== WHAT YOU SHOULD DO ==
Copy each line exactly. Leave nothing out.

== PROVIDED INFORMATION ==
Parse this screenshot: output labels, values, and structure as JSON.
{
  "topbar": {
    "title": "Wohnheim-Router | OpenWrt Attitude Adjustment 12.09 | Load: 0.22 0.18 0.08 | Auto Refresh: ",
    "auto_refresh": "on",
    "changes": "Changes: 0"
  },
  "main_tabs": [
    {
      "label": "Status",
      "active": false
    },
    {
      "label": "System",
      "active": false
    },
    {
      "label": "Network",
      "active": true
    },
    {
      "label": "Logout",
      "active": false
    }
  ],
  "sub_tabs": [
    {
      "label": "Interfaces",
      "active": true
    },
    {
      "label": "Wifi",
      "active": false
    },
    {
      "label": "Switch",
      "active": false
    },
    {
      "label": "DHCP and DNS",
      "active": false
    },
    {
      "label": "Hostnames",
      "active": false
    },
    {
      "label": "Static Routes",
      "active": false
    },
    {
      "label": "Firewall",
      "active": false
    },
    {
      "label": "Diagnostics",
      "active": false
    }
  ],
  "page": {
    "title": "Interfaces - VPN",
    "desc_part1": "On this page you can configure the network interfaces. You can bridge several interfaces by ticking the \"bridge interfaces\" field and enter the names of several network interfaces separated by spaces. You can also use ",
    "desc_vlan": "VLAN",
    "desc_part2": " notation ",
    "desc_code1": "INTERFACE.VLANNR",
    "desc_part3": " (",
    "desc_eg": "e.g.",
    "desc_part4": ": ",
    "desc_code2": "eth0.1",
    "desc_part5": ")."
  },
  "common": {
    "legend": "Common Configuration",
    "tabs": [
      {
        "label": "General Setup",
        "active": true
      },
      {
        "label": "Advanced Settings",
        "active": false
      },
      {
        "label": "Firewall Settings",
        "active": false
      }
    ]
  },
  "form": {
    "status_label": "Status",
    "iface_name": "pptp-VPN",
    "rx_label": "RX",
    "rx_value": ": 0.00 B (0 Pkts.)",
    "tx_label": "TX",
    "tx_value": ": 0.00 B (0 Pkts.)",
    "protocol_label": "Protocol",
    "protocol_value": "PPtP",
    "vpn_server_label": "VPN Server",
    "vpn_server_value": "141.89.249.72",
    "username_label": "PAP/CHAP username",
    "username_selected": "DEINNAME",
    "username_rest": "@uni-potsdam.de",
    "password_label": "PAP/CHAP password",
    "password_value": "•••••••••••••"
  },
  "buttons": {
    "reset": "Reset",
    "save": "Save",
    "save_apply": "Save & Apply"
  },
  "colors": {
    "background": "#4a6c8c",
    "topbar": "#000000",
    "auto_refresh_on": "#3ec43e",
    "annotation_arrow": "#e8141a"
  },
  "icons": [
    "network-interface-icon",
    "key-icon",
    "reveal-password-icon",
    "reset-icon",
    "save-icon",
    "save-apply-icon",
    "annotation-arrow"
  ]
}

== SOLUTION BELOW ==
Parse this screenshot: output labels, values, and structure as JSON.
{
  "topbar": {
    "title": "Wohnheim-Router | OpenWrt Attitude Adjustment 12.09 | Load: 0.22 0.18 0.08 | Auto Refresh: ",
    "auto_refresh": "on",
    "changes": "Changes: 0"
  },
  "main_tabs": [
    {
      "label": "Status",
      "active": false
    },
    {
      "label": "System",
      "active": false
    },
    {
      "label": "Network",
      "active": true
    },
    {
      "label": "Logout",
      "active": false
    }
  ],
  "sub_tabs": [
    {
      "label": "Interfaces",
      "active": true
    },
    {
      "label": "Wifi",
      "active": false
    },
    {
      "label": "Switch",
      "active": false
    },
    {
      "label": "DHCP and DNS",
      "active": false
    },
    {
      "label": "Hostnames",
      "active": false
    },
    {
      "label": "Static Routes",
      "active": false
    },
    {
      "label": "Firewall",
      "active": false
    },
    {
      "label": "Diagnostics",
      "active": false
    }
  ],
  "page": {
    "title": "Interfaces - VPN",
    "desc_part1": "On this page you can configure the network interfaces. You can bridge several interfaces by ticking the \"bridge interfaces\" field and enter the names of several network interfaces separated by spaces. You can also use ",
    "desc_vlan": "VLAN",
    "desc_part2": " notation ",
    "desc_code1": "INTERFACE.VLANNR",
    "desc_part3": " (",
    "desc_eg": "e.g.",
    "desc_part4": ": ",
    "desc_code2": "eth0.1",
    "desc_part5": ")."
  },
  "common": {
    "legend": "Common Configuration",
    "tabs": [
      {
        "label": "General Setup",
        "active": true
      },
      {
        "label": "Advanced Settings",
        "active": false
      },
      {
        "label": "Firewall Settings",
        "active": false
      }
    ]
  },
  "form": {
    "status_label": "Status",
    "iface_name": "pptp-VPN",
    "rx_label": "RX",
    "rx_value": ": 0.00 B (0 Pkts.)",
    "tx_label": "TX",
    "tx_value": ": 0.00 B (0 Pkts.)",
    "protocol_label": "Protocol",
    "protocol_value": "PPtP",
    "vpn_server_label": "VPN Server",
    "vpn_server_value": "141.89.249.72",
    "username_label": "PAP/CHAP username",
    "username_selected": "DEINNAME",
    "username_rest": "@uni-potsdam.de",
    "password_label": "PAP/CHAP password",
    "password_value": "•••••••••••••"
  },
  "buttons": {
    "reset": "Reset",
    "save": "Save",
    "save_apply": "Save & Apply"
  },
  "colors": {
    "background": "#4a6c8c",
    "topbar": "#000000",
    "auto_refresh_on": "#3ec43e",
    "annotation_arrow": "#e8141a"
  },
  "icons": [
    "network-interface-icon",
    "key-icon",
    "reveal-password-icon",
    "reset-icon",
    "save-icon",
    "save-apply-icon",
    "annotation-arrow"
  ]
}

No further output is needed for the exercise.